DIRECTIONS: Set down each line of the material that follows, exactly, with no pictures.

****************

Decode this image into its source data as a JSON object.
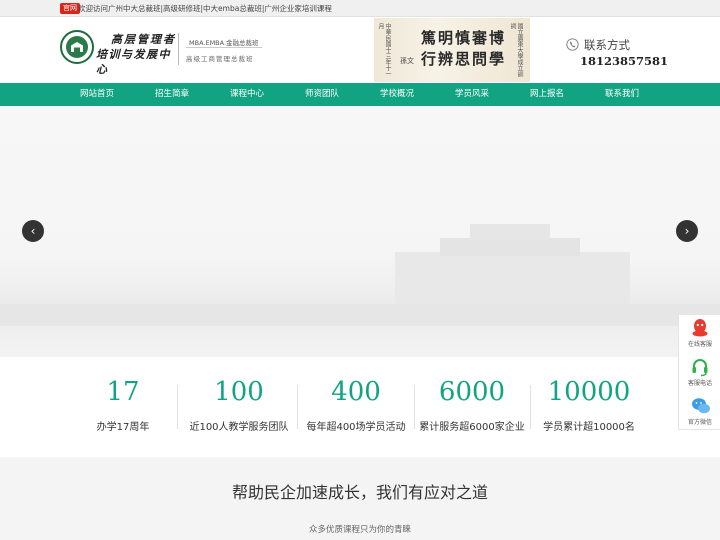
{
  "topbar": {
    "badge": "官网",
    "welcome": "欢迎访问广州中大总裁班|高级研修班|中大emba总裁班|广州企业家培训课程"
  },
  "header": {
    "logo_line1": "高层管理者",
    "logo_line2": "培训与发展中心",
    "logo_sub1": "MBA.EMBA.金融总裁班",
    "logo_sub2": "高级工商管理总裁班",
    "calligraphy_main_1": "篤明慎審博",
    "calligraphy_main_2": "行辨思問學",
    "calligraphy_left": "中華民國十三年十一月",
    "calligraphy_right": "國立廣東大學成立訓詞",
    "calligraphy_seal": "孫文",
    "contact_label": "联系方式",
    "contact_phone": "18123857581",
    "contact_icon": "phone-icon"
  },
  "nav": {
    "items": [
      "网站首页",
      "招生简章",
      "课程中心",
      "师资团队",
      "学校概况",
      "学员风采",
      "网上报名",
      "联系我们"
    ]
  },
  "banner": {
    "prev_icon": "chevron-left-icon",
    "next_icon": "chevron-right-icon",
    "prev_glyph": "‹",
    "next_glyph": "›"
  },
  "side_float": {
    "items": [
      {
        "label": "在线客服",
        "icon": "qq-icon"
      },
      {
        "label": "客服电话",
        "icon": "headset-icon"
      },
      {
        "label": "官方微信",
        "icon": "wechat-icon"
      }
    ]
  },
  "stats": [
    {
      "value": "17",
      "caption": "办学17周年"
    },
    {
      "value": "100",
      "caption": "近100人教学服务团队"
    },
    {
      "value": "400",
      "caption": "每年超400场学员活动"
    },
    {
      "value": "6000",
      "caption": "累计服务超6000家企业"
    },
    {
      "value": "10000",
      "caption": "学员累计超10000名"
    }
  ],
  "section": {
    "heading": "帮助民企加速成长，我们有应对之道",
    "sub": "众多优质课程只为你的青睐"
  },
  "colors": {
    "accent": "#12a482",
    "badge": "#d8261b"
  }
}
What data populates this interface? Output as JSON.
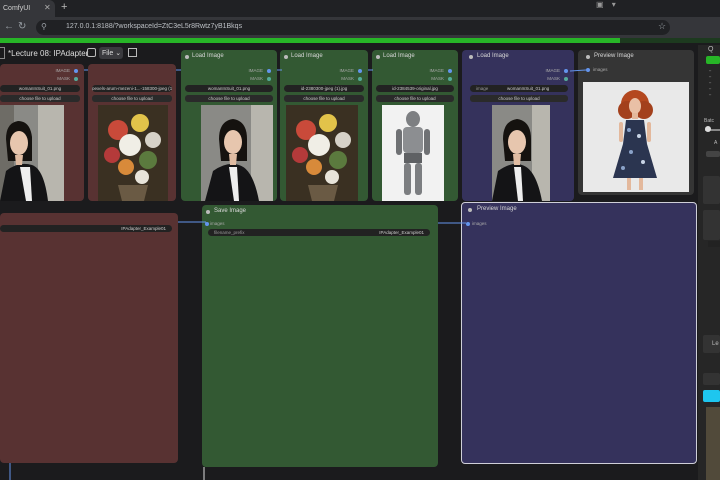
{
  "browser": {
    "tab_title": "ComfyUI",
    "new_tab": "+",
    "url": "127.0.0.1:8188/?workspaceId=ZtC3eL5r8Rwtz7yB1Bkqs"
  },
  "menu": {
    "workflow_name": "*Lecture 08: IPAdapter",
    "file_label": "File"
  },
  "nodes": {
    "load1": {
      "image_out": "IMAGE",
      "mask_out": "MASK",
      "filename": "womanInSuit_01.png",
      "upload": "choose file to upload"
    },
    "load2": {
      "filename": "pexels-arum-mezeni-1...-158300-jpeg (1).jpg",
      "upload": "choose file to upload"
    },
    "load3": {
      "title": "Load Image",
      "image_out": "IMAGE",
      "mask_out": "MASK",
      "filename": "womanInSuit_01.png",
      "upload": "choose file to upload"
    },
    "load4": {
      "title": "Load Image",
      "image_out": "IMAGE",
      "mask_out": "MASK",
      "filename": "id-2380300-jpeg (1).jpg",
      "upload": "choose file to upload"
    },
    "load5": {
      "title": "Load Image",
      "image_out": "IMAGE",
      "mask_out": "MASK",
      "filename": "id-2384539-original.jpg",
      "upload": "choose file to upload"
    },
    "load6": {
      "title": "Load Image",
      "image_out": "IMAGE",
      "mask_out": "MASK",
      "image_label": "image",
      "filename": "womanInSuit_01.png",
      "upload": "choose file to upload"
    },
    "preview_top": {
      "title": "Preview Image",
      "images_in": "images"
    },
    "red_bottom": {
      "filename_prefix": "IPAdapter_Example01"
    },
    "save_image": {
      "title": "Save Image",
      "images_in": "images",
      "prefix_label": "filename_prefix",
      "prefix_value": "IPAdapter_Example01"
    },
    "preview_bottom": {
      "title": "Preview Image",
      "images_in": "images"
    }
  },
  "right_panel": {
    "title_fragment": "Q",
    "batch_label": "Batc",
    "letter_a": "A",
    "letter_le": "Le"
  },
  "colors": {
    "accent_green": "#27b527",
    "node_red": "#583232",
    "node_green": "#335933",
    "node_purple": "#35325c"
  },
  "icons": [
    "lock-icon",
    "star-icon",
    "file-icon",
    "save-icon",
    "chevron-down-icon"
  ]
}
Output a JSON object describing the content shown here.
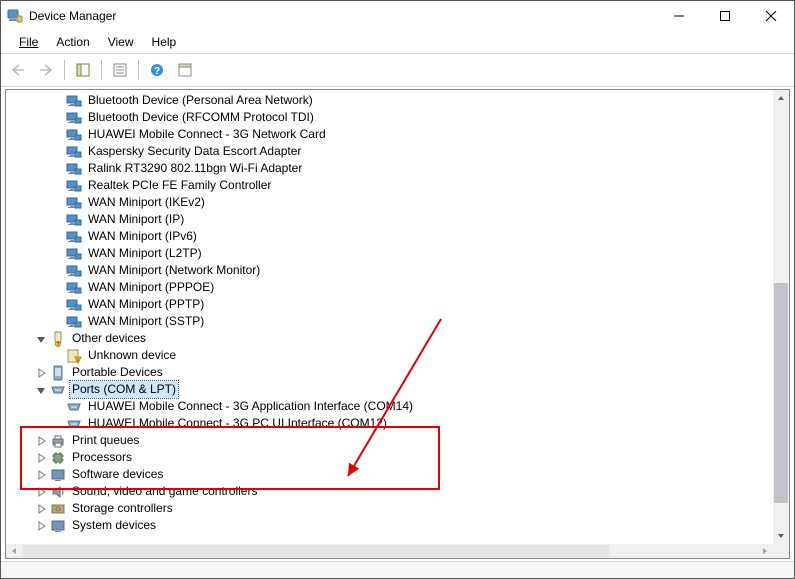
{
  "window": {
    "title": "Device Manager"
  },
  "menu": {
    "file": "File",
    "action": "Action",
    "view": "View",
    "help": "Help"
  },
  "tree": {
    "net": [
      "Bluetooth Device (Personal Area Network)",
      "Bluetooth Device (RFCOMM Protocol TDI)",
      "HUAWEI Mobile Connect - 3G Network Card",
      "Kaspersky Security Data Escort Adapter",
      "Ralink RT3290 802.11bgn Wi-Fi Adapter",
      "Realtek PCIe FE Family Controller",
      "WAN Miniport (IKEv2)",
      "WAN Miniport (IP)",
      "WAN Miniport (IPv6)",
      "WAN Miniport (L2TP)",
      "WAN Miniport (Network Monitor)",
      "WAN Miniport (PPPOE)",
      "WAN Miniport (PPTP)",
      "WAN Miniport (SSTP)"
    ],
    "other_devices": {
      "label": "Other devices",
      "items": [
        "Unknown device"
      ]
    },
    "portable_devices": "Portable Devices",
    "ports": {
      "label": "Ports (COM & LPT)",
      "items": [
        "HUAWEI Mobile Connect - 3G Application Interface (COM14)",
        "HUAWEI Mobile Connect - 3G PC UI Interface (COM12)"
      ]
    },
    "print_queues": "Print queues",
    "processors": "Processors",
    "software_devices": "Software devices",
    "sound": "Sound, video and game controllers",
    "storage": "Storage controllers",
    "system": "System devices"
  }
}
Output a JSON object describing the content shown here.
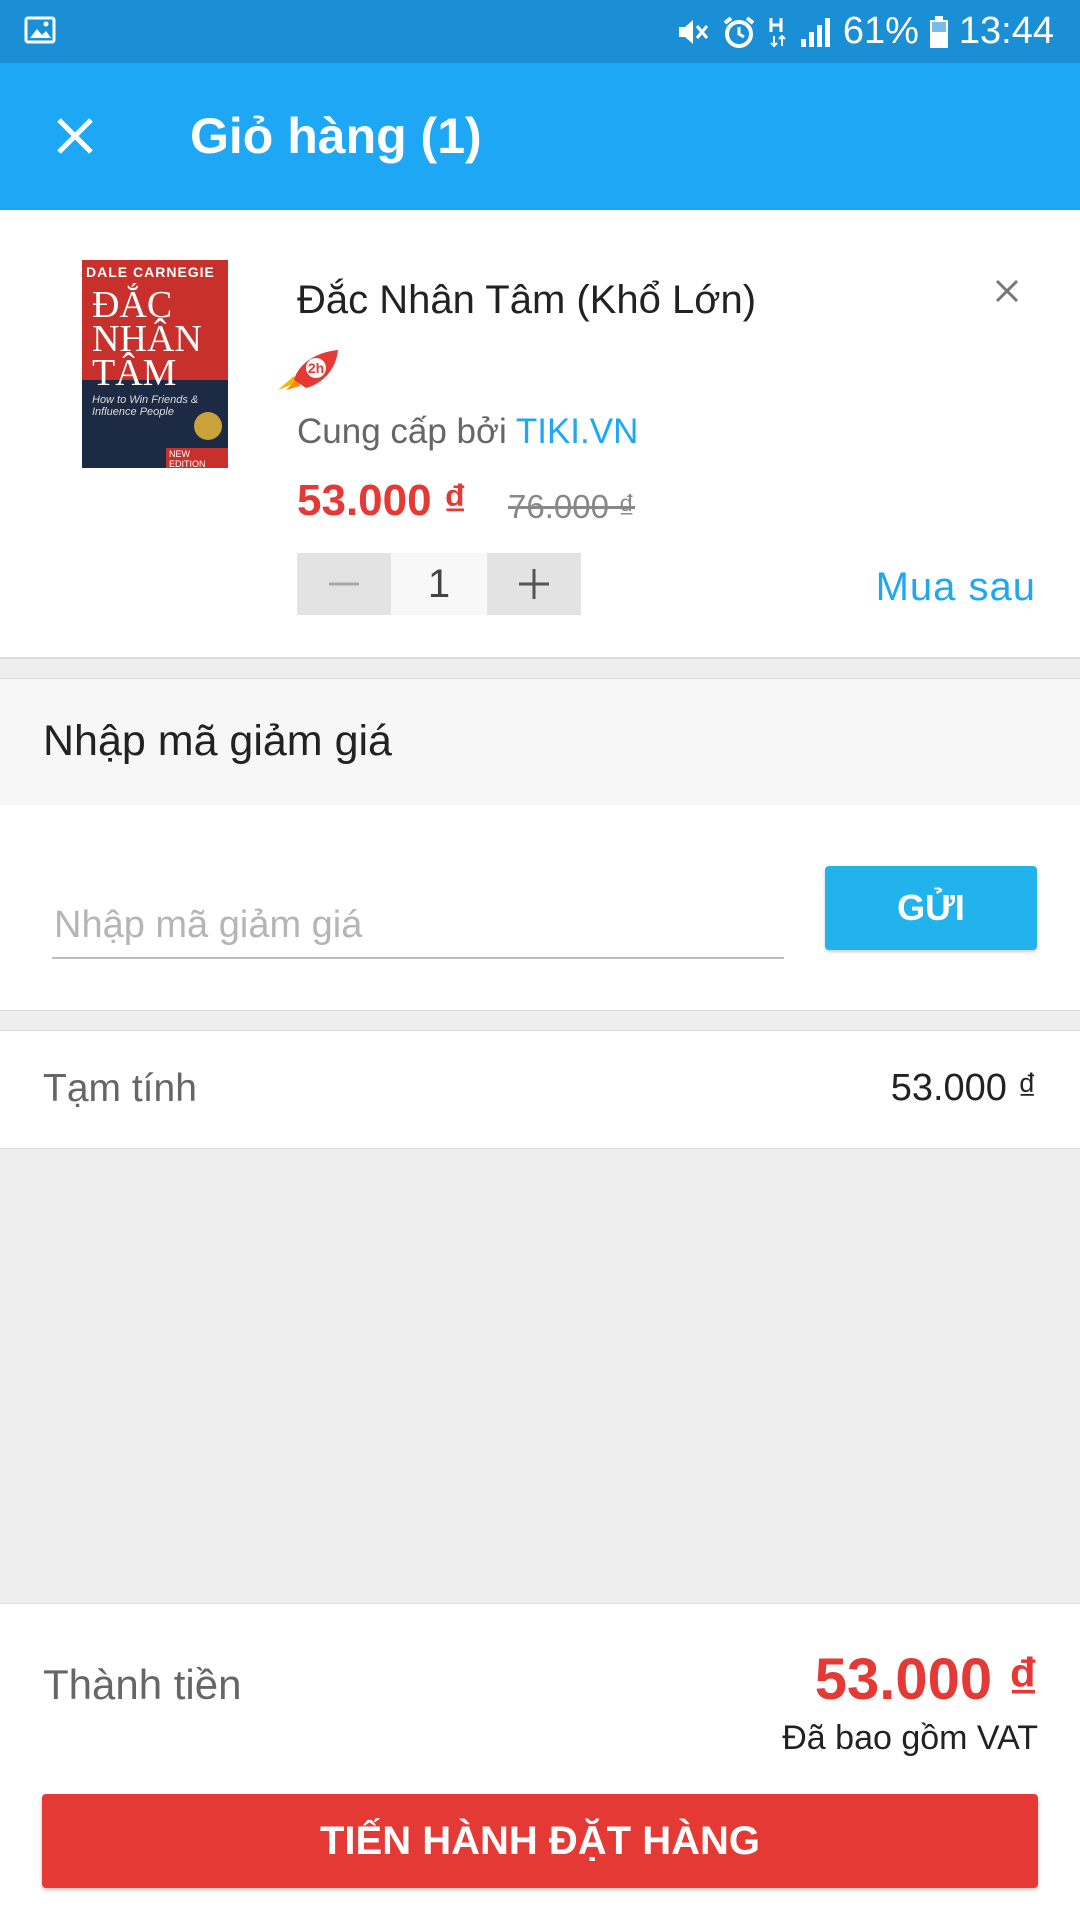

****************

FINISHED TASK:
Decode this image into its source data as a JSON object.
{
  "topbar": {
    "badge": "官网",
    "welcome": "欢迎访问广州中大总裁班|高级研修班|中大emba总裁班|广州企业家培训课程"
  },
  "header": {
    "logo_line1": "高层管理者",
    "logo_line2": "培训与发展中心",
    "logo_sub1": "MBA.EMBA.金融总裁班",
    "logo_sub2": "高级工商管理总裁班",
    "calligraphy_main_1": "篤明慎審博",
    "calligraphy_main_2": "行辨思問學",
    "calligraphy_left": "中華民國十三年十一月",
    "calligraphy_right": "國立廣東大學成立訓詞",
    "calligraphy_seal": "孫文",
    "contact_label": "联系方式",
    "contact_phone": "18123857581",
    "contact_icon": "phone-icon"
  },
  "nav": {
    "items": [
      "网站首页",
      "招生简章",
      "课程中心",
      "师资团队",
      "学校概况",
      "学员风采",
      "网上报名",
      "联系我们"
    ]
  },
  "banner": {
    "prev_icon": "chevron-left-icon",
    "next_icon": "chevron-right-icon",
    "prev_glyph": "‹",
    "next_glyph": "›"
  },
  "side_float": {
    "items": [
      {
        "label": "在线客服",
        "icon": "qq-icon"
      },
      {
        "label": "客服电话",
        "icon": "headset-icon"
      },
      {
        "label": "官方微信",
        "icon": "wechat-icon"
      }
    ]
  },
  "stats": [
    {
      "value": "17",
      "caption": "办学17周年"
    },
    {
      "value": "100",
      "caption": "近100人教学服务团队"
    },
    {
      "value": "400",
      "caption": "每年超400场学员活动"
    },
    {
      "value": "6000",
      "caption": "累计服务超6000家企业"
    },
    {
      "value": "10000",
      "caption": "学员累计超10000名"
    }
  ],
  "section": {
    "heading": "帮助民企加速成长，我们有应对之道",
    "sub": "众多优质课程只为你的青睐"
  },
  "colors": {
    "accent": "#12a482",
    "badge": "#d8261b"
  }
}
What data populates this interface? Output as JSON.
{
  "browser": {
    "tab_title": "ComfyUI",
    "new_tab": "+",
    "url": "127.0.0.1:8188/?workspaceId=ZtC3eL5r8Rwtz7yB1Bkqs"
  },
  "menu": {
    "workflow_name": "*Lecture 08: IPAdapter",
    "file_label": "File"
  },
  "nodes": {
    "load1": {
      "image_out": "IMAGE",
      "mask_out": "MASK",
      "filename": "womanInSuit_01.png",
      "upload": "choose file to upload"
    },
    "load2": {
      "filename": "pexels-arum-mezeni-1...-158300-jpeg (1).jpg",
      "upload": "choose file to upload"
    },
    "load3": {
      "title": "Load Image",
      "image_out": "IMAGE",
      "mask_out": "MASK",
      "filename": "womanInSuit_01.png",
      "upload": "choose file to upload"
    },
    "load4": {
      "title": "Load Image",
      "image_out": "IMAGE",
      "mask_out": "MASK",
      "filename": "id-2380300-jpeg (1).jpg",
      "upload": "choose file to upload"
    },
    "load5": {
      "title": "Load Image",
      "image_out": "IMAGE",
      "mask_out": "MASK",
      "filename": "id-2384539-original.jpg",
      "upload": "choose file to upload"
    },
    "load6": {
      "title": "Load Image",
      "image_out": "IMAGE",
      "mask_out": "MASK",
      "image_label": "image",
      "filename": "womanInSuit_01.png",
      "upload": "choose file to upload"
    },
    "preview_top": {
      "title": "Preview Image",
      "images_in": "images"
    },
    "red_bottom": {
      "filename_prefix": "IPAdapter_Example01"
    },
    "save_image": {
      "title": "Save Image",
      "images_in": "images",
      "prefix_label": "filename_prefix",
      "prefix_value": "IPAdapter_Example01"
    },
    "preview_bottom": {
      "title": "Preview Image",
      "images_in": "images"
    }
  },
  "right_panel": {
    "title_fragment": "Q",
    "batch_label": "Batc",
    "letter_a": "A",
    "letter_le": "Le"
  },
  "colors": {
    "accent_green": "#27b527",
    "node_red": "#583232",
    "node_green": "#335933",
    "node_purple": "#35325c"
  },
  "icons": [
    "lock-icon",
    "star-icon",
    "file-icon",
    "save-icon",
    "chevron-down-icon"
  ]
}
Output a JSON object describing the content shown here.
{
  "window": {
    "title": "Device Manager"
  },
  "menu": {
    "file": "File",
    "action": "Action",
    "view": "View",
    "help": "Help"
  },
  "tree": {
    "net": [
      "Bluetooth Device (Personal Area Network)",
      "Bluetooth Device (RFCOMM Protocol TDI)",
      "HUAWEI Mobile Connect - 3G Network Card",
      "Kaspersky Security Data Escort Adapter",
      "Ralink RT3290 802.11bgn Wi-Fi Adapter",
      "Realtek PCIe FE Family Controller",
      "WAN Miniport (IKEv2)",
      "WAN Miniport (IP)",
      "WAN Miniport (IPv6)",
      "WAN Miniport (L2TP)",
      "WAN Miniport (Network Monitor)",
      "WAN Miniport (PPPOE)",
      "WAN Miniport (PPTP)",
      "WAN Miniport (SSTP)"
    ],
    "other_devices": {
      "label": "Other devices",
      "items": [
        "Unknown device"
      ]
    },
    "portable_devices": "Portable Devices",
    "ports": {
      "label": "Ports (COM & LPT)",
      "items": [
        "HUAWEI Mobile Connect - 3G Application Interface (COM14)",
        "HUAWEI Mobile Connect - 3G PC UI Interface (COM12)"
      ]
    },
    "print_queues": "Print queues",
    "processors": "Processors",
    "software_devices": "Software devices",
    "sound": "Sound, video and game controllers",
    "storage": "Storage controllers",
    "system": "System devices"
  }
}
Output a JSON object describing the content shown here.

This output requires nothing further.